Collected data entries:
((

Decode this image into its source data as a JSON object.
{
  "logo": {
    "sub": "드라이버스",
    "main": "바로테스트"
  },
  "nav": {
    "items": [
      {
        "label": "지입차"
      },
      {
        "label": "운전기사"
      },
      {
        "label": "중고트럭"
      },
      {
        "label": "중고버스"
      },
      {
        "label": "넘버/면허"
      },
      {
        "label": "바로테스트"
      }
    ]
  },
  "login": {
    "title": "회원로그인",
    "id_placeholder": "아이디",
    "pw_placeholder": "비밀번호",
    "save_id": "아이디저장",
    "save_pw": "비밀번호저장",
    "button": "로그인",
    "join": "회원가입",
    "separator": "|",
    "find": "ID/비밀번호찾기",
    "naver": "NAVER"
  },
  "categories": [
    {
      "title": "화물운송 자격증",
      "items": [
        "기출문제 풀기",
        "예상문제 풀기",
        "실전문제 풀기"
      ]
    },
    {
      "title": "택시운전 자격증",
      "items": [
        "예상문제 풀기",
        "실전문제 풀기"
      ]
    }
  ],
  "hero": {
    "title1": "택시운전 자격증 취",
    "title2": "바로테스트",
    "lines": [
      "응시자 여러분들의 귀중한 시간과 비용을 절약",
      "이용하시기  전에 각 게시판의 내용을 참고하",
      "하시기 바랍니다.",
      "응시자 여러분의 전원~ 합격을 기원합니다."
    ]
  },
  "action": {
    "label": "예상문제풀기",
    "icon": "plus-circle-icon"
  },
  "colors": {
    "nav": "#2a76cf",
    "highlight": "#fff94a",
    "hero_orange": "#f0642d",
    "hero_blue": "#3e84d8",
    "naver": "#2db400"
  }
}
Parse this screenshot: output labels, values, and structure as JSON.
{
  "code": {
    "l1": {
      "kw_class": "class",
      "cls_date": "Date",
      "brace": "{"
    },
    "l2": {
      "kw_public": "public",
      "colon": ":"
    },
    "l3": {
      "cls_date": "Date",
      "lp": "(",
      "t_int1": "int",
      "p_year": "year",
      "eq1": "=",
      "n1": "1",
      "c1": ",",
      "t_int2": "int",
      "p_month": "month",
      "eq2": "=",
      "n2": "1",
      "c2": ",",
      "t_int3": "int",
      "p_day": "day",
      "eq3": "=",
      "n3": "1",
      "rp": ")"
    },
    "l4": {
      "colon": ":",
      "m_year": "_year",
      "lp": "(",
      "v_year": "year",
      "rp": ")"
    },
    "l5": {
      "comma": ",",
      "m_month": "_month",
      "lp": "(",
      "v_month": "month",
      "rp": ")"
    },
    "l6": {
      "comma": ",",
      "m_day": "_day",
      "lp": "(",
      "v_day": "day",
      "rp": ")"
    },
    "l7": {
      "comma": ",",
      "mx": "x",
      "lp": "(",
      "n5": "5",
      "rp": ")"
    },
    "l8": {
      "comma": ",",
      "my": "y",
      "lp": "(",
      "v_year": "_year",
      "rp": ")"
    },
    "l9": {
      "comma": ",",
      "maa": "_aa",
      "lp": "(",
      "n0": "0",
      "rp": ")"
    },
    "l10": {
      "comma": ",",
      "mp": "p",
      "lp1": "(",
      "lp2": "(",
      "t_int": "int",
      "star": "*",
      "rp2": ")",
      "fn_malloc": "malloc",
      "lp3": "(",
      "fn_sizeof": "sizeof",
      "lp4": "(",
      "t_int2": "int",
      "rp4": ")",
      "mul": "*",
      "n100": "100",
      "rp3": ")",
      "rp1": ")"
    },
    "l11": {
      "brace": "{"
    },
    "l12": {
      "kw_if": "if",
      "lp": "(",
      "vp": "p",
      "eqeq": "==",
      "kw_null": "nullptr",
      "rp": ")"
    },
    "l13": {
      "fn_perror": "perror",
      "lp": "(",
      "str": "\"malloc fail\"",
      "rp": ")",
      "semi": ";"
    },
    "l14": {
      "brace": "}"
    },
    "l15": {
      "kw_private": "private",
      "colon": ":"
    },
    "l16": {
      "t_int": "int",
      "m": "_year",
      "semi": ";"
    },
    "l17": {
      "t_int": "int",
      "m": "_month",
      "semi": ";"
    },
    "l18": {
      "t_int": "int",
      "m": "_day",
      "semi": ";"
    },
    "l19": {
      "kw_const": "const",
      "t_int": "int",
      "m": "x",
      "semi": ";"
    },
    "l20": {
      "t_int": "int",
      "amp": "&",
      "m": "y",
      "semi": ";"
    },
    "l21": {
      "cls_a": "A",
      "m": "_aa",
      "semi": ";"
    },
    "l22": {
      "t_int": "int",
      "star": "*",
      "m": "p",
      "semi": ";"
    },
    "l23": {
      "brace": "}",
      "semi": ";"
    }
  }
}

))
((

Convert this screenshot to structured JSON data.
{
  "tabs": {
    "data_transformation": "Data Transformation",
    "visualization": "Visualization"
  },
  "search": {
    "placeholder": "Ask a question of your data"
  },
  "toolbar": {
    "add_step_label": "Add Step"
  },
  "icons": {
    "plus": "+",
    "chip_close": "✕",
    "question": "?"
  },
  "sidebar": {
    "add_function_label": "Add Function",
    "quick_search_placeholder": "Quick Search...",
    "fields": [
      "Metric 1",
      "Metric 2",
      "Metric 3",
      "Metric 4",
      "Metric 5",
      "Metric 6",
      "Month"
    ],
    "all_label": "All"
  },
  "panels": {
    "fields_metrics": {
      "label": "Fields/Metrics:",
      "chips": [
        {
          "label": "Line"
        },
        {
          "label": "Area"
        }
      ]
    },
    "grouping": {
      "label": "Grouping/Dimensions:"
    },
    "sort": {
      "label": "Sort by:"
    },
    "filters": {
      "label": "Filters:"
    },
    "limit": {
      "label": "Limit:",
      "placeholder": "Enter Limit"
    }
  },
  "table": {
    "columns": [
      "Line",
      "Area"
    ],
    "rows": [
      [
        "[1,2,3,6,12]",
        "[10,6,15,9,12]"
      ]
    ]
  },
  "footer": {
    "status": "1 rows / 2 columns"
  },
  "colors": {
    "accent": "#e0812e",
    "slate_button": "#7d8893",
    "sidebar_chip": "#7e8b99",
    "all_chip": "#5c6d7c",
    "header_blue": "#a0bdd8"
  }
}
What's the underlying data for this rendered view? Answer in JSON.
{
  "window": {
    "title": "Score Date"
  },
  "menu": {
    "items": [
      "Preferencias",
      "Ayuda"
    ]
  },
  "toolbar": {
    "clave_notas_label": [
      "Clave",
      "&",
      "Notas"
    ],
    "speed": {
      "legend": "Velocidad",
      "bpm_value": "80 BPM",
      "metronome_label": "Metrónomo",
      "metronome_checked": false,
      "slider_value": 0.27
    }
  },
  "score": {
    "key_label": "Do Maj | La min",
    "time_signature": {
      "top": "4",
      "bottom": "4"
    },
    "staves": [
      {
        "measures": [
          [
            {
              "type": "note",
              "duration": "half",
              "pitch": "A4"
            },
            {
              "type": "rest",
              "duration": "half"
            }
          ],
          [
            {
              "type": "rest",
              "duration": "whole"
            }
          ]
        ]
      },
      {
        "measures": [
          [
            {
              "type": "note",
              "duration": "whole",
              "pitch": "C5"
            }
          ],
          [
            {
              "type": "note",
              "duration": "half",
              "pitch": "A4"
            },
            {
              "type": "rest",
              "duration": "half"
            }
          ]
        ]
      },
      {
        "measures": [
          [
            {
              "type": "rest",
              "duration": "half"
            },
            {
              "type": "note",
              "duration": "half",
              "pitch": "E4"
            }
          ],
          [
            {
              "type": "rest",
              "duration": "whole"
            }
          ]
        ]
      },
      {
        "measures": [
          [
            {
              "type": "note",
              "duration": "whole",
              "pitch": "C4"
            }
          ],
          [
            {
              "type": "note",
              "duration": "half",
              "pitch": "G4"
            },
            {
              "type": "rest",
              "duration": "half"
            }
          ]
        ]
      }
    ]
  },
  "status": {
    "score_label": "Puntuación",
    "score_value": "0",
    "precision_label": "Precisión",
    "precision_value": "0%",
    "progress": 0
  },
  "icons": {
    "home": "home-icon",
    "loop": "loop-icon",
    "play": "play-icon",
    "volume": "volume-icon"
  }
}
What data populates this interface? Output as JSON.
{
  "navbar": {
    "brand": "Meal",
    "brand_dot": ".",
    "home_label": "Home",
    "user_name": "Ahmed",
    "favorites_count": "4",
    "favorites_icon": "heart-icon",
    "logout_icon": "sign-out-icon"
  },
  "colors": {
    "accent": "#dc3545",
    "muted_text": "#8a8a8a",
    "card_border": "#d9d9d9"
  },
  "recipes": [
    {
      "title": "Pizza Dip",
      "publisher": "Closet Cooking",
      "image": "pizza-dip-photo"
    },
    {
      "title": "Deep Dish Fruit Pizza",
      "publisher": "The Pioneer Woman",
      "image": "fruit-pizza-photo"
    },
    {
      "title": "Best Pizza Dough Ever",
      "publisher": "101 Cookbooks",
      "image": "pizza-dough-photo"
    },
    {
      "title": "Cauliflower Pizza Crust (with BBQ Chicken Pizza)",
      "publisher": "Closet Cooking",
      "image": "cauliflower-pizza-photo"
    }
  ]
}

))

Task requirements: Search the data for "this". Copy every line that has it.

Answer to the problem:
Decode this image into its source data as a JSON object.
Parse this screenshot: output labels, values, and structure as JSON.
Convert this screenshot to structured JSON data.
What's the underlying data for this rendered view? Answer in JSON.
What data populates this interface? Output as JSON.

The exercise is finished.